WORK TO DO. Word for word, retype every entry in the listing.

******************************

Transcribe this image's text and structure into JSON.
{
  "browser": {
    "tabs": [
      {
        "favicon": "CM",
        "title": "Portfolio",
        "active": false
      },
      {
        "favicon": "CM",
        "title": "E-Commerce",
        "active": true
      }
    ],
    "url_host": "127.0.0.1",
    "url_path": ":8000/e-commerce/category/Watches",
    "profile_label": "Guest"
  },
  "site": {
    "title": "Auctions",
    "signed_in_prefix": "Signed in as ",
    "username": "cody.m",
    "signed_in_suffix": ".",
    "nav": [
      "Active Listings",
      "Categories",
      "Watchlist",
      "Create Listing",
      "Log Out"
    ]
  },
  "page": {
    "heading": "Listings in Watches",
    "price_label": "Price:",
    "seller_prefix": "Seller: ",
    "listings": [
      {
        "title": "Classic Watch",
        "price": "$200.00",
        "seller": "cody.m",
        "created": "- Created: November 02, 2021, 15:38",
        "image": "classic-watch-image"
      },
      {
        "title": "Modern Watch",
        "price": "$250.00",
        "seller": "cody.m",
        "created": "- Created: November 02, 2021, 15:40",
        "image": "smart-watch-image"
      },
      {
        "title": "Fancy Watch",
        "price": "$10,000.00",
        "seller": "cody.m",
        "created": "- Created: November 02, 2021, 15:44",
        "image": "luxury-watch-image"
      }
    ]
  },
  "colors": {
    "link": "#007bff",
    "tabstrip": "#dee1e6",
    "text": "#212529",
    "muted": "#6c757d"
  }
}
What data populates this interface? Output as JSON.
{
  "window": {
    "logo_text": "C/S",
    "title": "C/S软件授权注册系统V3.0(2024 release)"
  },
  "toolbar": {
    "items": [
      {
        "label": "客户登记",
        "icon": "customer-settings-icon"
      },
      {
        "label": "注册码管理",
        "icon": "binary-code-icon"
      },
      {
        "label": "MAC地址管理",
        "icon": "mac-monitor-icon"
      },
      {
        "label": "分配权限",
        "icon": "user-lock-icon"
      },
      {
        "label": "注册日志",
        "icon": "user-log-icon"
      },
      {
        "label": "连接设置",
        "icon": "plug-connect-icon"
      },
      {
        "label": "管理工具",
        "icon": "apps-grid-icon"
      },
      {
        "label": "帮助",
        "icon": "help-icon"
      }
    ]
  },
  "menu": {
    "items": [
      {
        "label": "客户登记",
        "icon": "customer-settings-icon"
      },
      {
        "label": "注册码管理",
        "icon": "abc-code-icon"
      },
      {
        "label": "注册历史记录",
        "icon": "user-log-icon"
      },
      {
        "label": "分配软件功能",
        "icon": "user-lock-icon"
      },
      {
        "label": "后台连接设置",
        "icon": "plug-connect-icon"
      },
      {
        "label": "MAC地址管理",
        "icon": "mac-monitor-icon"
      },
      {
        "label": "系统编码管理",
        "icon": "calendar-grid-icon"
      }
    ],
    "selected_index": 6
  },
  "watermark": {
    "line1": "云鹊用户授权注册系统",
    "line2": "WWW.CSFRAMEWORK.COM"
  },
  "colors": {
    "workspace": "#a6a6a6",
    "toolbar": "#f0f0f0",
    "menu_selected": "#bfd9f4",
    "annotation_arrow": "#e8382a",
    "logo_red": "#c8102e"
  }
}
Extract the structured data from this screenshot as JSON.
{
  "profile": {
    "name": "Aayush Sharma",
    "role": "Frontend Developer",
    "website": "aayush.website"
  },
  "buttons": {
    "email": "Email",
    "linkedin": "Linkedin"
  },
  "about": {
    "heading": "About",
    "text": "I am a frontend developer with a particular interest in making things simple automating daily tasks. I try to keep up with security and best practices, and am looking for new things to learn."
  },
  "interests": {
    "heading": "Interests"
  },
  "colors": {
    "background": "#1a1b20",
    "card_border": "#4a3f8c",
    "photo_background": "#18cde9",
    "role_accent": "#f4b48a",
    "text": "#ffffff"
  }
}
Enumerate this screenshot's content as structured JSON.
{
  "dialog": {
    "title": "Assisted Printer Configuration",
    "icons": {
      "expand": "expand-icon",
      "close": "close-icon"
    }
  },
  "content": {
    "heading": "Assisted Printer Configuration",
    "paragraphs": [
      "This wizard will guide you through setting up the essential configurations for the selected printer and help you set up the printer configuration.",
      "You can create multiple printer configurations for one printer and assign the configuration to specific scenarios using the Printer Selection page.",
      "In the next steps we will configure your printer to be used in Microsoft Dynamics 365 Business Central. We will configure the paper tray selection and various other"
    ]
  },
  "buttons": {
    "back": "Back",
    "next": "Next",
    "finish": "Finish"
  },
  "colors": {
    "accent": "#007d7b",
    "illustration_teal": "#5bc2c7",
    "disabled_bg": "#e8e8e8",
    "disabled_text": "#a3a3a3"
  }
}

******************************

ANSWER FOR THE TASK.
Transcribe this image's text and structure into JSON.
{
  "browser": {
    "tabs": [
      {
        "favicon": "CM",
        "title": "Portfolio",
        "active": false
      },
      {
        "favicon": "CM",
        "title": "E-Commerce",
        "active": true
      }
    ],
    "url_host": "127.0.0.1",
    "url_path": ":8000/e-commerce/category/Watches",
    "profile_label": "Guest"
  },
  "site": {
    "title": "Auctions",
    "signed_in_prefix": "Signed in as ",
    "username": "cody.m",
    "signed_in_suffix": ".",
    "nav": [
      "Active Listings",
      "Categories",
      "Watchlist",
      "Create Listing",
      "Log Out"
    ]
  },
  "page": {
    "heading": "Listings in Watches",
    "price_label": "Price:",
    "seller_prefix": "Seller: ",
    "listings": [
      {
        "title": "Classic Watch",
        "price": "$200.00",
        "seller": "cody.m",
        "created": "- Created: November 02, 2021, 15:38",
        "image": "classic-watch-image"
      },
      {
        "title": "Modern Watch",
        "price": "$250.00",
        "seller": "cody.m",
        "created": "- Created: November 02, 2021, 15:40",
        "image": "smart-watch-image"
      },
      {
        "title": "Fancy Watch",
        "price": "$10,000.00",
        "seller": "cody.m",
        "created": "- Created: November 02, 2021, 15:44",
        "image": "luxury-watch-image"
      }
    ]
  },
  "colors": {
    "link": "#007bff",
    "tabstrip": "#dee1e6",
    "text": "#212529",
    "muted": "#6c757d"
  }
}
What data populates this interface? Output as JSON.
{
  "window": {
    "logo_text": "C/S",
    "title": "C/S软件授权注册系统V3.0(2024 release)"
  },
  "toolbar": {
    "items": [
      {
        "label": "客户登记",
        "icon": "customer-settings-icon"
      },
      {
        "label": "注册码管理",
        "icon": "binary-code-icon"
      },
      {
        "label": "MAC地址管理",
        "icon": "mac-monitor-icon"
      },
      {
        "label": "分配权限",
        "icon": "user-lock-icon"
      },
      {
        "label": "注册日志",
        "icon": "user-log-icon"
      },
      {
        "label": "连接设置",
        "icon": "plug-connect-icon"
      },
      {
        "label": "管理工具",
        "icon": "apps-grid-icon"
      },
      {
        "label": "帮助",
        "icon": "help-icon"
      }
    ]
  },
  "menu": {
    "items": [
      {
        "label": "客户登记",
        "icon": "customer-settings-icon"
      },
      {
        "label": "注册码管理",
        "icon": "abc-code-icon"
      },
      {
        "label": "注册历史记录",
        "icon": "user-log-icon"
      },
      {
        "label": "分配软件功能",
        "icon": "user-lock-icon"
      },
      {
        "label": "后台连接设置",
        "icon": "plug-connect-icon"
      },
      {
        "label": "MAC地址管理",
        "icon": "mac-monitor-icon"
      },
      {
        "label": "系统编码管理",
        "icon": "calendar-grid-icon"
      }
    ],
    "selected_index": 6
  },
  "watermark": {
    "line1": "云鹊用户授权注册系统",
    "line2": "WWW.CSFRAMEWORK.COM"
  },
  "colors": {
    "workspace": "#a6a6a6",
    "toolbar": "#f0f0f0",
    "menu_selected": "#bfd9f4",
    "annotation_arrow": "#e8382a",
    "logo_red": "#c8102e"
  }
}
Extract the structured data from this screenshot as JSON.
{
  "profile": {
    "name": "Aayush Sharma",
    "role": "Frontend Developer",
    "website": "aayush.website"
  },
  "buttons": {
    "email": "Email",
    "linkedin": "Linkedin"
  },
  "about": {
    "heading": "About",
    "text": "I am a frontend developer with a particular interest in making things simple automating daily tasks. I try to keep up with security and best practices, and am looking for new things to learn."
  },
  "interests": {
    "heading": "Interests"
  },
  "colors": {
    "background": "#1a1b20",
    "card_border": "#4a3f8c",
    "photo_background": "#18cde9",
    "role_accent": "#f4b48a",
    "text": "#ffffff"
  }
}
Enumerate this screenshot's content as structured JSON.
{
  "dialog": {
    "title": "Assisted Printer Configuration",
    "icons": {
      "expand": "expand-icon",
      "close": "close-icon"
    }
  },
  "content": {
    "heading": "Assisted Printer Configuration",
    "paragraphs": [
      "This wizard will guide you through setting up the essential configurations for the selected printer and help you set up the printer configuration.",
      "You can create multiple printer configurations for one printer and assign the configuration to specific scenarios using the Printer Selection page.",
      "In the next steps we will configure your printer to be used in Microsoft Dynamics 365 Business Central. We will configure the paper tray selection and various other"
    ]
  },
  "buttons": {
    "back": "Back",
    "next": "Next",
    "finish": "Finish"
  },
  "colors": {
    "accent": "#007d7b",
    "illustration_teal": "#5bc2c7",
    "disabled_bg": "#e8e8e8",
    "disabled_text": "#a3a3a3"
  }
}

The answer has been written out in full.